- Your goal: Sift the material for lines containing "cycles", and return them.

Figure contents as structured data:
● ● ● ● ●

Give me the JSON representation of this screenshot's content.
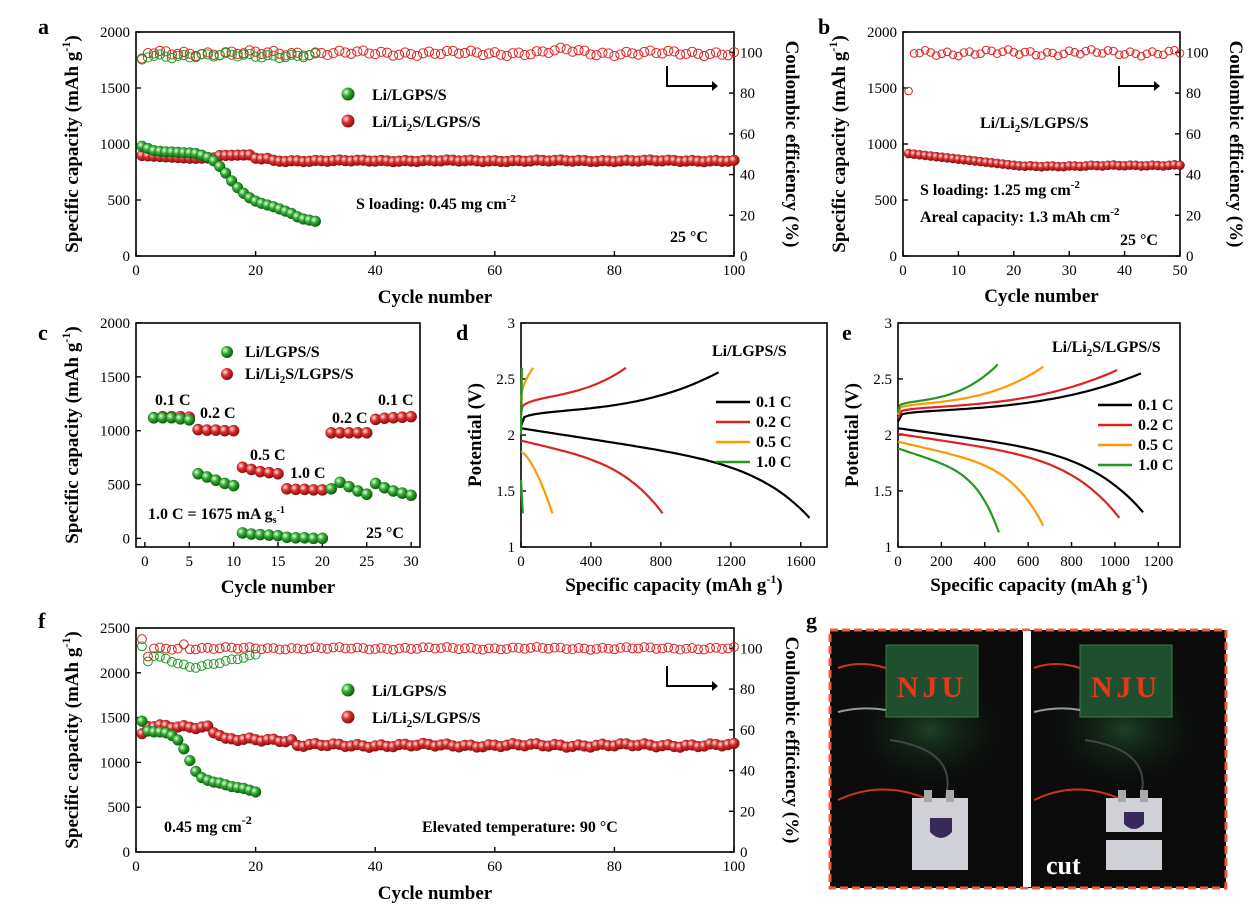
{
  "panels": {
    "a": "a",
    "b": "b",
    "c": "c",
    "d": "d",
    "e": "e",
    "f": "f",
    "g": "g"
  },
  "labels": {
    "spec_cap": "Specific capacity (mAh g",
    "sup_neg1": "-1",
    "close": ")",
    "coulombic": "Coulombic efficiency (%)",
    "cycle": "Cycle number",
    "potential": "Potential (V)",
    "spec_cap_x": "Specific capacity (mAh g"
  },
  "legend": {
    "lgps": "Li/LGPS/S",
    "li2s_a": "Li/Li",
    "li2s_sub": "2",
    "li2s_b": "S/LGPS/S"
  },
  "annotations": {
    "a_loading_a": "S loading: 0.45 mg cm",
    "a_loading_sup": "-2",
    "temp25": "25 °C",
    "b_loading": "S loading: 1.25 mg cm",
    "b_loading_sup": "-2",
    "b_areal": "Areal capacity: 1.3 mAh cm",
    "b_areal_sup": "-2",
    "c_rate_a": "1.0 C = 1675 mA g",
    "c_rate_sub": "s",
    "c_rate_sup": "-1",
    "c_r1": "0.1 C",
    "c_r2": "0.2 C",
    "c_r3": "0.5 C",
    "c_r4": "1.0 C",
    "c_r5": "0.2 C",
    "c_r6": "0.1 C",
    "d_title": "Li/LGPS/S",
    "f_loading_a": "0.45 mg cm",
    "f_loading_sup": "-2",
    "f_temp": "Elevated temperature: 90 °C",
    "g_sign": "NJU",
    "g_cut": "cut"
  },
  "colors": {
    "green": "#1f9a1f",
    "red": "#dd2222",
    "black": "#000000",
    "orange": "#ff9900",
    "frame": "#f05a3a"
  },
  "chart_data": [
    {
      "id": "a",
      "type": "scatter",
      "title": "",
      "xlabel": "Cycle number",
      "ylabel": "Specific capacity (mAh g-1)",
      "y2label": "Coulombic efficiency (%)",
      "xlim": [
        0,
        100
      ],
      "ylim": [
        0,
        2000
      ],
      "y2lim": [
        0,
        110
      ],
      "xticks": [
        0,
        20,
        40,
        60,
        80,
        100
      ],
      "yticks": [
        0,
        500,
        1000,
        1500,
        2000
      ],
      "y2ticks": [
        0,
        20,
        40,
        60,
        80,
        100
      ],
      "series": [
        {
          "name": "Li/LGPS/S capacity",
          "values": [
            980,
            960,
            940,
            935,
            930,
            928,
            925,
            922,
            920,
            915,
            900,
            880,
            850,
            800,
            740,
            670,
            610,
            560,
            520,
            490,
            470,
            455,
            440,
            420,
            400,
            380,
            350,
            330,
            320,
            310
          ]
        },
        {
          "name": "Li/Li2S/LGPS/S capacity",
          "values_summary": "~900 at cycle 1, ~880 cycles 15-20, ~845-855 cycles 20-100"
        },
        {
          "name": "Li/LGPS/S CE (%)",
          "values_summary": "~97-99.5 cycles 1-30"
        },
        {
          "name": "Li/Li2S/LGPS/S CE (%)",
          "values_summary": "~99-101, peak ~102 near cycle 72"
        }
      ]
    },
    {
      "id": "b",
      "type": "scatter",
      "xlabel": "Cycle number",
      "ylabel": "Specific capacity (mAh g-1)",
      "y2label": "Coulombic efficiency (%)",
      "xlim": [
        0,
        50
      ],
      "ylim": [
        0,
        2000
      ],
      "y2lim": [
        0,
        110
      ],
      "xticks": [
        0,
        10,
        20,
        30,
        40,
        50
      ],
      "yticks": [
        0,
        500,
        1000,
        1500,
        2000
      ],
      "y2ticks": [
        0,
        20,
        40,
        60,
        80,
        100
      ],
      "series": [
        {
          "name": "Li/Li2S/LGPS/S capacity",
          "values_summary": "~920 at cycle 1 decreasing to ~800 by cycle 20, ~810 at cycle 50"
        },
        {
          "name": "Li/Li2S/LGPS/S CE (%)",
          "values_summary": "~81 at cycle 1, ~98-102 afterwards"
        }
      ]
    },
    {
      "id": "c",
      "type": "scatter",
      "xlabel": "Cycle number",
      "ylabel": "Specific capacity (mAh g-1)",
      "xlim": [
        -1,
        31
      ],
      "ylim": [
        -80,
        2000
      ],
      "xticks": [
        0,
        5,
        10,
        15,
        20,
        25,
        30
      ],
      "yticks": [
        0,
        500,
        1000,
        1500,
        2000
      ],
      "series": [
        {
          "name": "Li/LGPS/S",
          "values": [
            1120,
            1120,
            1120,
            1110,
            1100,
            600,
            570,
            540,
            510,
            490,
            50,
            40,
            35,
            30,
            25,
            10,
            5,
            5,
            0,
            0,
            460,
            520,
            480,
            440,
            410,
            510,
            470,
            440,
            420,
            400
          ]
        },
        {
          "name": "Li/Li2S/LGPS/S",
          "values": [
            1120,
            1130,
            1130,
            1130,
            1125,
            1010,
            1005,
            1005,
            1000,
            1000,
            660,
            640,
            620,
            610,
            600,
            460,
            455,
            455,
            450,
            450,
            980,
            980,
            980,
            980,
            980,
            1105,
            1115,
            1120,
            1125,
            1130
          ]
        }
      ]
    },
    {
      "id": "d",
      "type": "line",
      "xlabel": "Specific capacity (mAh g-1)",
      "ylabel": "Potential (V)",
      "xlim": [
        0,
        1750
      ],
      "ylim": [
        1.0,
        3.0
      ],
      "xticks": [
        0,
        400,
        800,
        1200,
        1600
      ],
      "yticks": [
        1.0,
        1.5,
        2.0,
        2.5,
        3.0
      ],
      "series": [
        {
          "name": "0.1 C",
          "color": "#000000",
          "discharge_cap": 1650,
          "charge_cap": 1130
        },
        {
          "name": "0.2 C",
          "color": "#dd2222",
          "discharge_cap": 810,
          "charge_cap": 600
        },
        {
          "name": "0.5 C",
          "color": "#ff9900",
          "discharge_cap": 180,
          "charge_cap": 70
        },
        {
          "name": "1.0 C",
          "color": "#1f9a1f",
          "discharge_cap": 10,
          "charge_cap": 5
        }
      ]
    },
    {
      "id": "e",
      "type": "line",
      "xlabel": "Specific capacity (mAh g-1)",
      "ylabel": "Potential (V)",
      "xlim": [
        0,
        1300
      ],
      "ylim": [
        1.0,
        3.0
      ],
      "xticks": [
        0,
        200,
        400,
        600,
        800,
        1000,
        1200
      ],
      "yticks": [
        1.0,
        1.5,
        2.0,
        2.5,
        3.0
      ],
      "series": [
        {
          "name": "0.1 C",
          "color": "#000000",
          "discharge_cap": 1130,
          "charge_cap": 1120
        },
        {
          "name": "0.2 C",
          "color": "#dd2222",
          "discharge_cap": 1020,
          "charge_cap": 1010
        },
        {
          "name": "0.5 C",
          "color": "#ff9900",
          "discharge_cap": 670,
          "charge_cap": 670
        },
        {
          "name": "1.0 C",
          "color": "#1f9a1f",
          "discharge_cap": 465,
          "charge_cap": 460
        }
      ]
    },
    {
      "id": "f",
      "type": "scatter",
      "xlabel": "Cycle number",
      "ylabel": "Specific capacity (mAh g-1)",
      "y2label": "Coulombic efficiency (%)",
      "xlim": [
        0,
        100
      ],
      "ylim": [
        0,
        2500
      ],
      "y2lim": [
        0,
        110
      ],
      "xticks": [
        0,
        20,
        40,
        60,
        80,
        100
      ],
      "yticks": [
        0,
        500,
        1000,
        1500,
        2000,
        2500
      ],
      "y2ticks": [
        0,
        20,
        40,
        60,
        80,
        100
      ],
      "series": [
        {
          "name": "Li/LGPS/S capacity",
          "values": [
            1460,
            1350,
            1340,
            1340,
            1330,
            1300,
            1250,
            1150,
            1020,
            900,
            830,
            800,
            780,
            770,
            750,
            730,
            720,
            710,
            690,
            670
          ]
        },
        {
          "name": "Li/Li2S/LGPS/S capacity",
          "values_summary": "~1320 at cycle 1, ~1400 cycles 5-12, ~1250 cycles 15-25, ~1180-1200 cycles 30-100"
        },
        {
          "name": "Li/LGPS/S CE (%)",
          "values_summary": "~100 at cycle 1, dip to ~90 near cycle 10, ~96 by cycle 20"
        },
        {
          "name": "Li/Li2S/LGPS/S CE (%)",
          "values_summary": "~104 at cycle 1, ~100 afterwards"
        }
      ]
    }
  ]
}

● ● ● ● ●

- Response to this exercise:
          "values_summary": "~900 at cycle 1, ~880 cycles 15-20, ~845-855 cycles 20-100"
          "values_summary": "~97-99.5 cycles 1-30"
          "values_summary": "~1320 at cycle 1, ~1400 cycles 5-12, ~1250 cycles 15-25, ~1180-1200 cycles 30-100"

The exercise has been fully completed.